#### What needs to be done:
Set the following entries down again exactly, line by line.

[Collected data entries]
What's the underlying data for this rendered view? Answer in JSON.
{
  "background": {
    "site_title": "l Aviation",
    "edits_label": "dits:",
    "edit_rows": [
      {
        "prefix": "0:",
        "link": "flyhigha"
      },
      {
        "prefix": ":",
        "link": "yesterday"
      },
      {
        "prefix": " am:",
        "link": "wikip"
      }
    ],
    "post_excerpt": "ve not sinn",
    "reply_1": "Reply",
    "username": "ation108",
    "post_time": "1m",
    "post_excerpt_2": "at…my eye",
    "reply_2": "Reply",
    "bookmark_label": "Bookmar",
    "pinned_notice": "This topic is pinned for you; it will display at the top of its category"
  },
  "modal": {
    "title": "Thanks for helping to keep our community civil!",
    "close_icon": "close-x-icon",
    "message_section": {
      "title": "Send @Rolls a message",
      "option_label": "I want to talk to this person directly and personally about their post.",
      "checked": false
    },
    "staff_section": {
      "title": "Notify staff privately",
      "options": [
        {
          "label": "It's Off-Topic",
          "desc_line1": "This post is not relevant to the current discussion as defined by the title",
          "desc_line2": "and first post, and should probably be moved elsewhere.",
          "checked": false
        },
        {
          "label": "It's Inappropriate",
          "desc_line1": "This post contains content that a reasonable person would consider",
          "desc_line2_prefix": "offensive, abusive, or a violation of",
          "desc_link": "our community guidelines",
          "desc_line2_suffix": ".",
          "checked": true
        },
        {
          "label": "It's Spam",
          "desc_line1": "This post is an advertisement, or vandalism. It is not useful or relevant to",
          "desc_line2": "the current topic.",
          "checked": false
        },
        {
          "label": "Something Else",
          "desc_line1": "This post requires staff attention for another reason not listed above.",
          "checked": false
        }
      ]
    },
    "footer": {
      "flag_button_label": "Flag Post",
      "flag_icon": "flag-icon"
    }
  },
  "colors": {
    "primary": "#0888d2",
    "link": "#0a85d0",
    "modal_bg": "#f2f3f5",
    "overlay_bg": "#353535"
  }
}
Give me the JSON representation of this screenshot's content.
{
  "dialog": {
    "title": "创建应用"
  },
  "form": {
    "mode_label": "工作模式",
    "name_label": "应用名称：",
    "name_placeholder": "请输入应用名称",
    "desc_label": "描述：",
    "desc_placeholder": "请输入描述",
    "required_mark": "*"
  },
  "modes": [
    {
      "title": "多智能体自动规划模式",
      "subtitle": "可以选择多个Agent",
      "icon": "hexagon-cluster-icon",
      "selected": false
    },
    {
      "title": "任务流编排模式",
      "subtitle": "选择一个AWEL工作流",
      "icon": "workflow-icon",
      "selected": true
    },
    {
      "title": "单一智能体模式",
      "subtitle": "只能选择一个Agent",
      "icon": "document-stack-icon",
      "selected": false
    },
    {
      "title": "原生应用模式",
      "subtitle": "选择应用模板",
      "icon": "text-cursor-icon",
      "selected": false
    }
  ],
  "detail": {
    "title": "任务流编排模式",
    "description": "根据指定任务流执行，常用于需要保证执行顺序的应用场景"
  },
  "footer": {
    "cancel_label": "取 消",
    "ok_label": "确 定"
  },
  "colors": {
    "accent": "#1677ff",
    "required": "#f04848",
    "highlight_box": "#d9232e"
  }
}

#### Answer below:
What's the underlying data for this rendered view? Answer in JSON.
{
  "background": {
    "site_title": "l Aviation",
    "edits_label": "dits:",
    "edit_rows": [
      {
        "prefix": "0:",
        "link": "flyhigha"
      },
      {
        "prefix": ":",
        "link": "yesterday"
      },
      {
        "prefix": " am:",
        "link": "wikip"
      }
    ],
    "post_excerpt": "ve not sinn",
    "reply_1": "Reply",
    "username": "ation108",
    "post_time": "1m",
    "post_excerpt_2": "at…my eye",
    "reply_2": "Reply",
    "bookmark_label": "Bookmar",
    "pinned_notice": "This topic is pinned for you; it will display at the top of its category"
  },
  "modal": {
    "title": "Thanks for helping to keep our community civil!",
    "close_icon": "close-x-icon",
    "message_section": {
      "title": "Send @Rolls a message",
      "option_label": "I want to talk to this person directly and personally about their post.",
      "checked": false
    },
    "staff_section": {
      "title": "Notify staff privately",
      "options": [
        {
          "label": "It's Off-Topic",
          "desc_line1": "This post is not relevant to the current discussion as defined by the title",
          "desc_line2": "and first post, and should probably be moved elsewhere.",
          "checked": false
        },
        {
          "label": "It's Inappropriate",
          "desc_line1": "This post contains content that a reasonable person would consider",
          "desc_line2_prefix": "offensive, abusive, or a violation of",
          "desc_link": "our community guidelines",
          "desc_line2_suffix": ".",
          "checked": true
        },
        {
          "label": "It's Spam",
          "desc_line1": "This post is an advertisement, or vandalism. It is not useful or relevant to",
          "desc_line2": "the current topic.",
          "checked": false
        },
        {
          "label": "Something Else",
          "desc_line1": "This post requires staff attention for another reason not listed above.",
          "checked": false
        }
      ]
    },
    "footer": {
      "flag_button_label": "Flag Post",
      "flag_icon": "flag-icon"
    }
  },
  "colors": {
    "primary": "#0888d2",
    "link": "#0a85d0",
    "modal_bg": "#f2f3f5",
    "overlay_bg": "#353535"
  }
}
Give me the JSON representation of this screenshot's content.
{
  "dialog": {
    "title": "创建应用"
  },
  "form": {
    "mode_label": "工作模式",
    "name_label": "应用名称：",
    "name_placeholder": "请输入应用名称",
    "desc_label": "描述：",
    "desc_placeholder": "请输入描述",
    "required_mark": "*"
  },
  "modes": [
    {
      "title": "多智能体自动规划模式",
      "subtitle": "可以选择多个Agent",
      "icon": "hexagon-cluster-icon",
      "selected": false
    },
    {
      "title": "任务流编排模式",
      "subtitle": "选择一个AWEL工作流",
      "icon": "workflow-icon",
      "selected": true
    },
    {
      "title": "单一智能体模式",
      "subtitle": "只能选择一个Agent",
      "icon": "document-stack-icon",
      "selected": false
    },
    {
      "title": "原生应用模式",
      "subtitle": "选择应用模板",
      "icon": "text-cursor-icon",
      "selected": false
    }
  ],
  "detail": {
    "title": "任务流编排模式",
    "description": "根据指定任务流执行，常用于需要保证执行顺序的应用场景"
  },
  "footer": {
    "cancel_label": "取 消",
    "ok_label": "确 定"
  },
  "colors": {
    "accent": "#1677ff",
    "required": "#f04848",
    "highlight_box": "#d9232e"
  }
}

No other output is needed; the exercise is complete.